* What needs to be done
Identify all lines of the data containing the string "this" and copy them.

## Start Source material

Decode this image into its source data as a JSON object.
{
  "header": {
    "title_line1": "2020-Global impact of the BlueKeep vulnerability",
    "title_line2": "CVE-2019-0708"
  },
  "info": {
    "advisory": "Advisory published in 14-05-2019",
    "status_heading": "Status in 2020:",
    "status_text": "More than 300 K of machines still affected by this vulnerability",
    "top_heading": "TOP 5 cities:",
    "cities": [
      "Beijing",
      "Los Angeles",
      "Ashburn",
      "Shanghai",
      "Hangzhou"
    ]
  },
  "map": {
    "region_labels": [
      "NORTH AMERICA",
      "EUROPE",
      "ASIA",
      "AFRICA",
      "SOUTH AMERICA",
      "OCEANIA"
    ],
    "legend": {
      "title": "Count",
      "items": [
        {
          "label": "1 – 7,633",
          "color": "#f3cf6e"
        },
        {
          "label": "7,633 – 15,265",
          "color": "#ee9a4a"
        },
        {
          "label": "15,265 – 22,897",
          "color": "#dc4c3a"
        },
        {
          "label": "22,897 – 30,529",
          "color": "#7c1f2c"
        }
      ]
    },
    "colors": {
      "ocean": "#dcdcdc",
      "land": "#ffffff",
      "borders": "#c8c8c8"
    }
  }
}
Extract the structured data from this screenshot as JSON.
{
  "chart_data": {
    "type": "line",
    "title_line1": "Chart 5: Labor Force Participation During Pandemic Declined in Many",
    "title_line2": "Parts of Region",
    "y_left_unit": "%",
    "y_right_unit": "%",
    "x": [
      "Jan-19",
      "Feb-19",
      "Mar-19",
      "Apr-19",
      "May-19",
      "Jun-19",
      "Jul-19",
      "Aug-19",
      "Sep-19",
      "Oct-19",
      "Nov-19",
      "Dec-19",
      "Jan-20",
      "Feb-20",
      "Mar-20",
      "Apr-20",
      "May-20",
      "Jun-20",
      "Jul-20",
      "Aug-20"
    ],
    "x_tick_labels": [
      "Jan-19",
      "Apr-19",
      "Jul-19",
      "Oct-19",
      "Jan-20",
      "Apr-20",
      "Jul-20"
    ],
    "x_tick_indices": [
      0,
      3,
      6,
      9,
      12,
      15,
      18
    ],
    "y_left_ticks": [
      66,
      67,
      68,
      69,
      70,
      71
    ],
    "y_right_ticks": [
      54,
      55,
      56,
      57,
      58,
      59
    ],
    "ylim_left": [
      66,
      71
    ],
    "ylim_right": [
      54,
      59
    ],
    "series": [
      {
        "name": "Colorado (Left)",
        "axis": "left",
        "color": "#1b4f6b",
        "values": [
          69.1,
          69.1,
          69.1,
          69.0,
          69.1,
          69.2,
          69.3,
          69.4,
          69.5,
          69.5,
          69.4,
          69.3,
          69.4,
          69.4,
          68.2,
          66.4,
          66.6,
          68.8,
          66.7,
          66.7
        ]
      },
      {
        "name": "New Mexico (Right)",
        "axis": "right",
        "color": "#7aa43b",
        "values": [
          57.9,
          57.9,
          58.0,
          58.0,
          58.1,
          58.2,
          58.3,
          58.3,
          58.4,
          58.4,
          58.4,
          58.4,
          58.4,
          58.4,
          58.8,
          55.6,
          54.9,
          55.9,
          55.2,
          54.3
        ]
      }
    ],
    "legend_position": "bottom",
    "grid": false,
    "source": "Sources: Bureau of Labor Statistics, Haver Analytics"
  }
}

## End Source material

* Written response
Decode this image into its source data as a JSON object.
    "status_text": "More than 300 K of machines still affected by this vulnerability",
Extract the structured data from this screenshot as JSON.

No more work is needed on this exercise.